> **SET EXERCISE**: Every record should be written out exactly, with the pictures left out.

> **RECORDS SUPPLIED**:

** begin **

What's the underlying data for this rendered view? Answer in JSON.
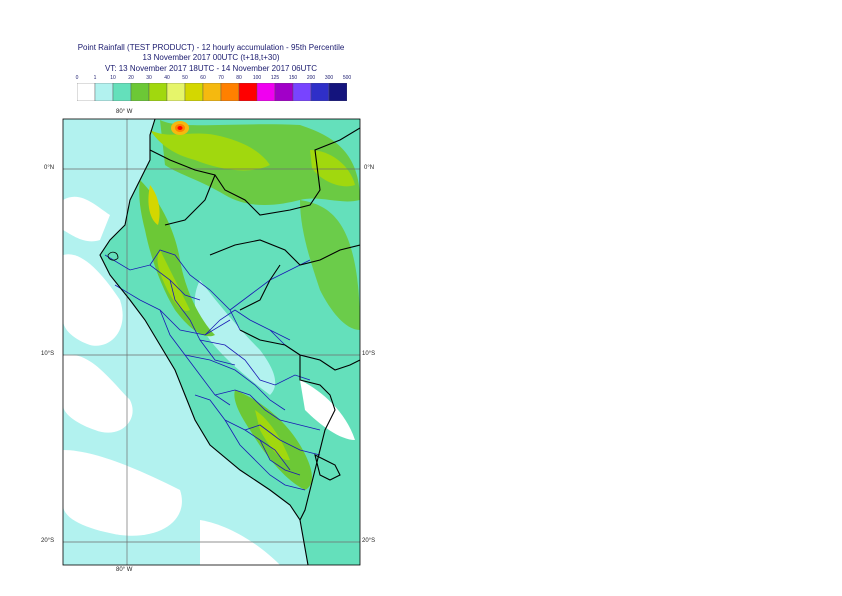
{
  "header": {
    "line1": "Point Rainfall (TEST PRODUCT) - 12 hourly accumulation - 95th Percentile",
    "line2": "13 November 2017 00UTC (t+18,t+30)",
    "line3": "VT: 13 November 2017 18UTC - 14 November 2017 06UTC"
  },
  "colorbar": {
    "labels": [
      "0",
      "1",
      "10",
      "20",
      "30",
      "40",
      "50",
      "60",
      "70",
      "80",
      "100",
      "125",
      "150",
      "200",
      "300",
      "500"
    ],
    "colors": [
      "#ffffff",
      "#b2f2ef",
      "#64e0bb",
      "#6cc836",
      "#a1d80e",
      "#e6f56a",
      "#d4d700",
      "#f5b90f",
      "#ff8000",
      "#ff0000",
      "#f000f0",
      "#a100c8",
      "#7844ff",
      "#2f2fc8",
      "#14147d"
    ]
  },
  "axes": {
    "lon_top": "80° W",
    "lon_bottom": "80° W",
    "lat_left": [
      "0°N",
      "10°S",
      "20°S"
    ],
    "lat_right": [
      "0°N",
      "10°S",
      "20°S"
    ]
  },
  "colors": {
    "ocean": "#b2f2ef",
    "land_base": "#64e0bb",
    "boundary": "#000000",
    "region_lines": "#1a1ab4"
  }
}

** end **

> **ANSWER BELOW**:
What's the underlying data for this rendered view? Answer in JSON.
{
  "header": {
    "line1": "Point Rainfall (TEST PRODUCT) - 12 hourly accumulation - 95th Percentile",
    "line2": "13 November 2017 00UTC (t+18,t+30)",
    "line3": "VT: 13 November 2017 18UTC - 14 November 2017 06UTC"
  },
  "colorbar": {
    "labels": [
      "0",
      "1",
      "10",
      "20",
      "30",
      "40",
      "50",
      "60",
      "70",
      "80",
      "100",
      "125",
      "150",
      "200",
      "300",
      "500"
    ],
    "colors": [
      "#ffffff",
      "#b2f2ef",
      "#64e0bb",
      "#6cc836",
      "#a1d80e",
      "#e6f56a",
      "#d4d700",
      "#f5b90f",
      "#ff8000",
      "#ff0000",
      "#f000f0",
      "#a100c8",
      "#7844ff",
      "#2f2fc8",
      "#14147d"
    ]
  },
  "axes": {
    "lon_top": "80° W",
    "lon_bottom": "80° W",
    "lat_left": [
      "0°N",
      "10°S",
      "20°S"
    ],
    "lat_right": [
      "0°N",
      "10°S",
      "20°S"
    ]
  },
  "colors": {
    "ocean": "#b2f2ef",
    "land_base": "#64e0bb",
    "boundary": "#000000",
    "region_lines": "#1a1ab4"
  }
}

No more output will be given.